** start Extracted material **

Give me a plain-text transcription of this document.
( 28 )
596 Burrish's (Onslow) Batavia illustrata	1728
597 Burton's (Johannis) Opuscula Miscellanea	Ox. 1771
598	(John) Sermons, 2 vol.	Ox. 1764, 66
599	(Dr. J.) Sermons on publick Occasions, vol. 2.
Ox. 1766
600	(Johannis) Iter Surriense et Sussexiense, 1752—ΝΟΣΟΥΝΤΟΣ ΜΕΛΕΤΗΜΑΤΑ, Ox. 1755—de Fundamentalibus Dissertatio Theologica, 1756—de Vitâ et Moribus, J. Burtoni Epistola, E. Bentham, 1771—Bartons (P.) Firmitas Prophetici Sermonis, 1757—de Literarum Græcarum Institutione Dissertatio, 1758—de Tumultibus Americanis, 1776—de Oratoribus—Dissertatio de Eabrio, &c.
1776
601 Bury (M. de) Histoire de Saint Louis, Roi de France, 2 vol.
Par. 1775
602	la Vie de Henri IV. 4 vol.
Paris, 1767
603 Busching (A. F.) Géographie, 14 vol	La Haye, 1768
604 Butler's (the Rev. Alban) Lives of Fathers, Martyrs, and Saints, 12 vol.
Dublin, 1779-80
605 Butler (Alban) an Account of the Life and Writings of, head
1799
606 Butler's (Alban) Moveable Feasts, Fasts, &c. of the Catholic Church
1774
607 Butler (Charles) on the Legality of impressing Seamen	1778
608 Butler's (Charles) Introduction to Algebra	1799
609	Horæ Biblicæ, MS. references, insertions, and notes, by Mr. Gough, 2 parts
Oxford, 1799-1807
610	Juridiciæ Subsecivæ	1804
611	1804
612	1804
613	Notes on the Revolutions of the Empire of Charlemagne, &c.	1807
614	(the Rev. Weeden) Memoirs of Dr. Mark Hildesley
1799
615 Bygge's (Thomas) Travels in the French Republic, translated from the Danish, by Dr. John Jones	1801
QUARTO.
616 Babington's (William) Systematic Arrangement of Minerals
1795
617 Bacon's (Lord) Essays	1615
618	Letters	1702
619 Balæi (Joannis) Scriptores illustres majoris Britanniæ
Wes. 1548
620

** end Extracted material **
** start Extracted material **

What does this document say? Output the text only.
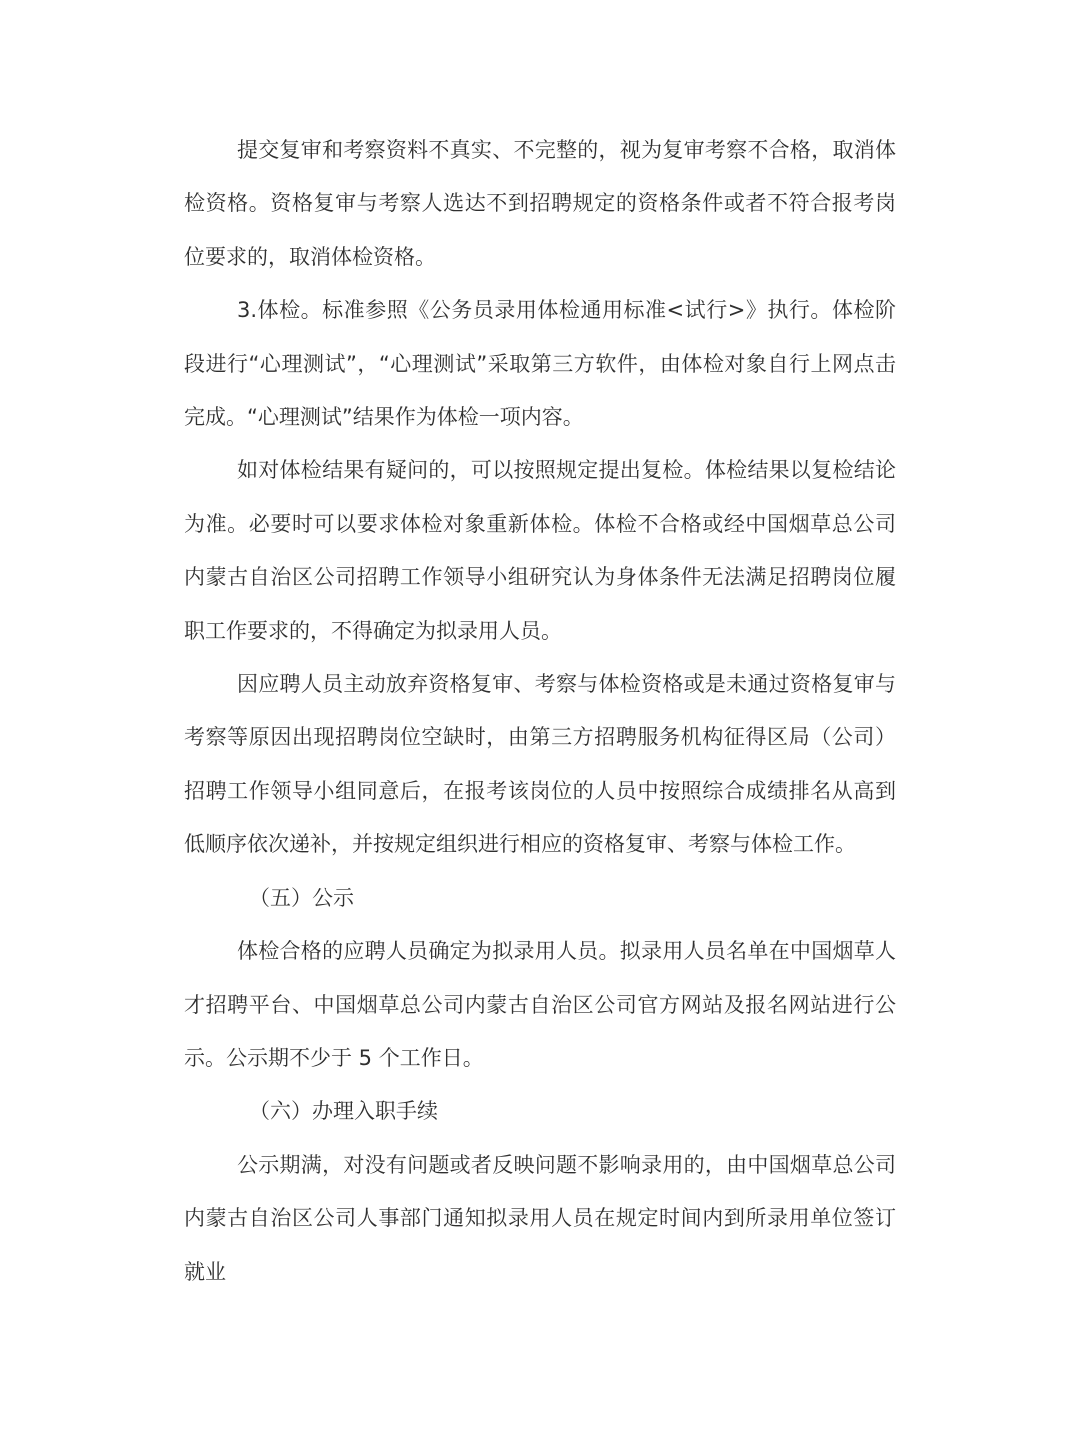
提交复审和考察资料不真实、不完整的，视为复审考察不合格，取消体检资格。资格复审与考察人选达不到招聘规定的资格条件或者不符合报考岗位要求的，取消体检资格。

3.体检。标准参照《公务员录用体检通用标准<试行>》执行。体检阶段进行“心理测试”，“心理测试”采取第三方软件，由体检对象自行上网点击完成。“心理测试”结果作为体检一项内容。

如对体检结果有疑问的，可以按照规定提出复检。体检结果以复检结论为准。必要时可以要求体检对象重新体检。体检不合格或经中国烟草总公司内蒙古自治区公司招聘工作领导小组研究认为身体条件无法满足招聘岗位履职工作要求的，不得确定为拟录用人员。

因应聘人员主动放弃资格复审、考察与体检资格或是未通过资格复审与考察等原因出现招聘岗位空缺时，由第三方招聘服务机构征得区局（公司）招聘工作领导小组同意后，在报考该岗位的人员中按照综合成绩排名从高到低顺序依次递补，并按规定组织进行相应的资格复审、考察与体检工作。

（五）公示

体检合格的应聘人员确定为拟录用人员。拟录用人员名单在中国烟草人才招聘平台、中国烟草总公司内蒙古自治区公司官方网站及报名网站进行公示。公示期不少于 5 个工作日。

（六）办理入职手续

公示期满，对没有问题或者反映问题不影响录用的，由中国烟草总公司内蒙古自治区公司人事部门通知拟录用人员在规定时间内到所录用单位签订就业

** end Extracted material **

Given task
Copy out the lines in which the string "this" appears.

Solution
Give me a plain-text transcription of this document.
What does this document say? Output the text only.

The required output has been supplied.